> **Available data**:
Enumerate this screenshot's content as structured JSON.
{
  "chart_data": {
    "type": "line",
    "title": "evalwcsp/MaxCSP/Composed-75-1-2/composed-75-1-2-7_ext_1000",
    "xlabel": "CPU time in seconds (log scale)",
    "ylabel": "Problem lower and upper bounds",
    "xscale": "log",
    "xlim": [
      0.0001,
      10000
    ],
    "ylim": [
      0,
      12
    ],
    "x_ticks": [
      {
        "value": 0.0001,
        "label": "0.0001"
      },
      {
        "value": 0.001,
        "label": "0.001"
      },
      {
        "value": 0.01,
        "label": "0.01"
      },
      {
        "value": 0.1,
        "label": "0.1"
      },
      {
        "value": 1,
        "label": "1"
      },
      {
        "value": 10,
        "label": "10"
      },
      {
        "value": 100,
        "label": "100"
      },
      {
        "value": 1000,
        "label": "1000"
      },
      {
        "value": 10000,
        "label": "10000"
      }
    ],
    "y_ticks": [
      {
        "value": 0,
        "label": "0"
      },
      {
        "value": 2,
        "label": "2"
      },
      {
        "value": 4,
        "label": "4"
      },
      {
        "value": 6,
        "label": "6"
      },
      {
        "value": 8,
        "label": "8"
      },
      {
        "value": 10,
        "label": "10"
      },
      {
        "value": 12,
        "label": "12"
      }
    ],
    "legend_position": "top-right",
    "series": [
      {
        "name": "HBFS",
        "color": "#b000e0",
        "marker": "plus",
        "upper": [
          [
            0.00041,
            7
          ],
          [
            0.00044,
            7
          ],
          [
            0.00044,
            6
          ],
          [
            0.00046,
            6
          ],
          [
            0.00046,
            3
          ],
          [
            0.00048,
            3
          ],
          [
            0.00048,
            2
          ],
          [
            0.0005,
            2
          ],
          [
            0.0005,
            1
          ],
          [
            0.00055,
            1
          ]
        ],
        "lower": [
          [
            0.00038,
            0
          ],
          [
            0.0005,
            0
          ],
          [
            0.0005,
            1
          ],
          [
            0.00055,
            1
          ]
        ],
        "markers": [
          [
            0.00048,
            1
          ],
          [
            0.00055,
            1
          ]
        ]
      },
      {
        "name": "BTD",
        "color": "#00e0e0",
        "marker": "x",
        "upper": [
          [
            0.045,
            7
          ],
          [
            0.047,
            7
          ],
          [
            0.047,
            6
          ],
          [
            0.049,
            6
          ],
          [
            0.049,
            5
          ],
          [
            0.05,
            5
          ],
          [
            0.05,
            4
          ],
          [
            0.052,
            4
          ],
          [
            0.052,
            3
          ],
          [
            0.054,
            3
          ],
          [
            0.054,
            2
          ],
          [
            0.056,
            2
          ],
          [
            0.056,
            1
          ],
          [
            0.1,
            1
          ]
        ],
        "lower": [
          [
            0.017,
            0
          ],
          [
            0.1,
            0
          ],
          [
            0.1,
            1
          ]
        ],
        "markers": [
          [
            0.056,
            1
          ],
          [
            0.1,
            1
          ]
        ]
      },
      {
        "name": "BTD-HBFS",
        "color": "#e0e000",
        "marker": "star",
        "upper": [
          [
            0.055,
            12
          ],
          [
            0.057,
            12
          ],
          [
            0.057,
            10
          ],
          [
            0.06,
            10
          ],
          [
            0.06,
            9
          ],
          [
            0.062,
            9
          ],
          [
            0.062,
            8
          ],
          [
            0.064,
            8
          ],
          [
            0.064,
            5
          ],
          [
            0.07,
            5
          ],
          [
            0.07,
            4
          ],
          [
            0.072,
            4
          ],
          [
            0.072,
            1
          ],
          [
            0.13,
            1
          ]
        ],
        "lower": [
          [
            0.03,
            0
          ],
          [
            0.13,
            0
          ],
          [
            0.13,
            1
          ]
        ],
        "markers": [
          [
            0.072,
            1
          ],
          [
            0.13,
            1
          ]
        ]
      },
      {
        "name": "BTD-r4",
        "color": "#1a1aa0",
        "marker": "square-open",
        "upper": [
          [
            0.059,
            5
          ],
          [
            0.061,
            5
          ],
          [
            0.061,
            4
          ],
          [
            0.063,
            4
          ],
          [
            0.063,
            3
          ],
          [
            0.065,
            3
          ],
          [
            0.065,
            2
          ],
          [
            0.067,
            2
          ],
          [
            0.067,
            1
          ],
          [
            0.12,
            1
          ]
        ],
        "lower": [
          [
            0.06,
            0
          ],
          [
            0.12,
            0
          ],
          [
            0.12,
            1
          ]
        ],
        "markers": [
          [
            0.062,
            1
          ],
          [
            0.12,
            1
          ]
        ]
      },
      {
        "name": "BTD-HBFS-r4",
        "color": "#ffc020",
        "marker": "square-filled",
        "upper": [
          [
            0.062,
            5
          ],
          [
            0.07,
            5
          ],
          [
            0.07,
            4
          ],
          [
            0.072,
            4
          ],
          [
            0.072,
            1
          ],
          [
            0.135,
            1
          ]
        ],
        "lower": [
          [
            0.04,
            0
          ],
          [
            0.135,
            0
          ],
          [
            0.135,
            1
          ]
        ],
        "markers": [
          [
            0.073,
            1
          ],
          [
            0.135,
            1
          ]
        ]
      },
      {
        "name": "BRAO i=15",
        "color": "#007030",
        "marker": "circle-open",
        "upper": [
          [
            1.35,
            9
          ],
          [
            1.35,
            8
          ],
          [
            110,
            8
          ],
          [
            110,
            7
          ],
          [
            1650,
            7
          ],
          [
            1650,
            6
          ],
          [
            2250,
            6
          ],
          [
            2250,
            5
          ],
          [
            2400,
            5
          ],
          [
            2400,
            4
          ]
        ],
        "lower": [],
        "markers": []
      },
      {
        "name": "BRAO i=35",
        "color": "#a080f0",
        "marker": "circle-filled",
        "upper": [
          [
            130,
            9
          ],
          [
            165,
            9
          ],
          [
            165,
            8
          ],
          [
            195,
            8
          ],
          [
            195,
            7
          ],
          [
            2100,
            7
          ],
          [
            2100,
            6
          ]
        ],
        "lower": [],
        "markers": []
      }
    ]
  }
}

> **Your goal**:
Copy each line of the data above without altering a single character.

> **Exercise response**:
Enumerate this screenshot's content as structured JSON.
{
  "chart_data": {
    "type": "line",
    "title": "evalwcsp/MaxCSP/Composed-75-1-2/composed-75-1-2-7_ext_1000",
    "xlabel": "CPU time in seconds (log scale)",
    "ylabel": "Problem lower and upper bounds",
    "xscale": "log",
    "xlim": [
      0.0001,
      10000
    ],
    "ylim": [
      0,
      12
    ],
    "x_ticks": [
      {
        "value": 0.0001,
        "label": "0.0001"
      },
      {
        "value": 0.001,
        "label": "0.001"
      },
      {
        "value": 0.01,
        "label": "0.01"
      },
      {
        "value": 0.1,
        "label": "0.1"
      },
      {
        "value": 1,
        "label": "1"
      },
      {
        "value": 10,
        "label": "10"
      },
      {
        "value": 100,
        "label": "100"
      },
      {
        "value": 1000,
        "label": "1000"
      },
      {
        "value": 10000,
        "label": "10000"
      }
    ],
    "y_ticks": [
      {
        "value": 0,
        "label": "0"
      },
      {
        "value": 2,
        "label": "2"
      },
      {
        "value": 4,
        "label": "4"
      },
      {
        "value": 6,
        "label": "6"
      },
      {
        "value": 8,
        "label": "8"
      },
      {
        "value": 10,
        "label": "10"
      },
      {
        "value": 12,
        "label": "12"
      }
    ],
    "legend_position": "top-right",
    "series": [
      {
        "name": "HBFS",
        "color": "#b000e0",
        "marker": "plus",
        "upper": [
          [
            0.00041,
            7
          ],
          [
            0.00044,
            7
          ],
          [
            0.00044,
            6
          ],
          [
            0.00046,
            6
          ],
          [
            0.00046,
            3
          ],
          [
            0.00048,
            3
          ],
          [
            0.00048,
            2
          ],
          [
            0.0005,
            2
          ],
          [
            0.0005,
            1
          ],
          [
            0.00055,
            1
          ]
        ],
        "lower": [
          [
            0.00038,
            0
          ],
          [
            0.0005,
            0
          ],
          [
            0.0005,
            1
          ],
          [
            0.00055,
            1
          ]
        ],
        "markers": [
          [
            0.00048,
            1
          ],
          [
            0.00055,
            1
          ]
        ]
      },
      {
        "name": "BTD",
        "color": "#00e0e0",
        "marker": "x",
        "upper": [
          [
            0.045,
            7
          ],
          [
            0.047,
            7
          ],
          [
            0.047,
            6
          ],
          [
            0.049,
            6
          ],
          [
            0.049,
            5
          ],
          [
            0.05,
            5
          ],
          [
            0.05,
            4
          ],
          [
            0.052,
            4
          ],
          [
            0.052,
            3
          ],
          [
            0.054,
            3
          ],
          [
            0.054,
            2
          ],
          [
            0.056,
            2
          ],
          [
            0.056,
            1
          ],
          [
            0.1,
            1
          ]
        ],
        "lower": [
          [
            0.017,
            0
          ],
          [
            0.1,
            0
          ],
          [
            0.1,
            1
          ]
        ],
        "markers": [
          [
            0.056,
            1
          ],
          [
            0.1,
            1
          ]
        ]
      },
      {
        "name": "BTD-HBFS",
        "color": "#e0e000",
        "marker": "star",
        "upper": [
          [
            0.055,
            12
          ],
          [
            0.057,
            12
          ],
          [
            0.057,
            10
          ],
          [
            0.06,
            10
          ],
          [
            0.06,
            9
          ],
          [
            0.062,
            9
          ],
          [
            0.062,
            8
          ],
          [
            0.064,
            8
          ],
          [
            0.064,
            5
          ],
          [
            0.07,
            5
          ],
          [
            0.07,
            4
          ],
          [
            0.072,
            4
          ],
          [
            0.072,
            1
          ],
          [
            0.13,
            1
          ]
        ],
        "lower": [
          [
            0.03,
            0
          ],
          [
            0.13,
            0
          ],
          [
            0.13,
            1
          ]
        ],
        "markers": [
          [
            0.072,
            1
          ],
          [
            0.13,
            1
          ]
        ]
      },
      {
        "name": "BTD-r4",
        "color": "#1a1aa0",
        "marker": "square-open",
        "upper": [
          [
            0.059,
            5
          ],
          [
            0.061,
            5
          ],
          [
            0.061,
            4
          ],
          [
            0.063,
            4
          ],
          [
            0.063,
            3
          ],
          [
            0.065,
            3
          ],
          [
            0.065,
            2
          ],
          [
            0.067,
            2
          ],
          [
            0.067,
            1
          ],
          [
            0.12,
            1
          ]
        ],
        "lower": [
          [
            0.06,
            0
          ],
          [
            0.12,
            0
          ],
          [
            0.12,
            1
          ]
        ],
        "markers": [
          [
            0.062,
            1
          ],
          [
            0.12,
            1
          ]
        ]
      },
      {
        "name": "BTD-HBFS-r4",
        "color": "#ffc020",
        "marker": "square-filled",
        "upper": [
          [
            0.062,
            5
          ],
          [
            0.07,
            5
          ],
          [
            0.07,
            4
          ],
          [
            0.072,
            4
          ],
          [
            0.072,
            1
          ],
          [
            0.135,
            1
          ]
        ],
        "lower": [
          [
            0.04,
            0
          ],
          [
            0.135,
            0
          ],
          [
            0.135,
            1
          ]
        ],
        "markers": [
          [
            0.073,
            1
          ],
          [
            0.135,
            1
          ]
        ]
      },
      {
        "name": "BRAO i=15",
        "color": "#007030",
        "marker": "circle-open",
        "upper": [
          [
            1.35,
            9
          ],
          [
            1.35,
            8
          ],
          [
            110,
            8
          ],
          [
            110,
            7
          ],
          [
            1650,
            7
          ],
          [
            1650,
            6
          ],
          [
            2250,
            6
          ],
          [
            2250,
            5
          ],
          [
            2400,
            5
          ],
          [
            2400,
            4
          ]
        ],
        "lower": [],
        "markers": []
      },
      {
        "name": "BRAO i=35",
        "color": "#a080f0",
        "marker": "circle-filled",
        "upper": [
          [
            130,
            9
          ],
          [
            165,
            9
          ],
          [
            165,
            8
          ],
          [
            195,
            8
          ],
          [
            195,
            7
          ],
          [
            2100,
            7
          ],
          [
            2100,
            6
          ]
        ],
        "lower": [],
        "markers": []
      }
    ]
  }
}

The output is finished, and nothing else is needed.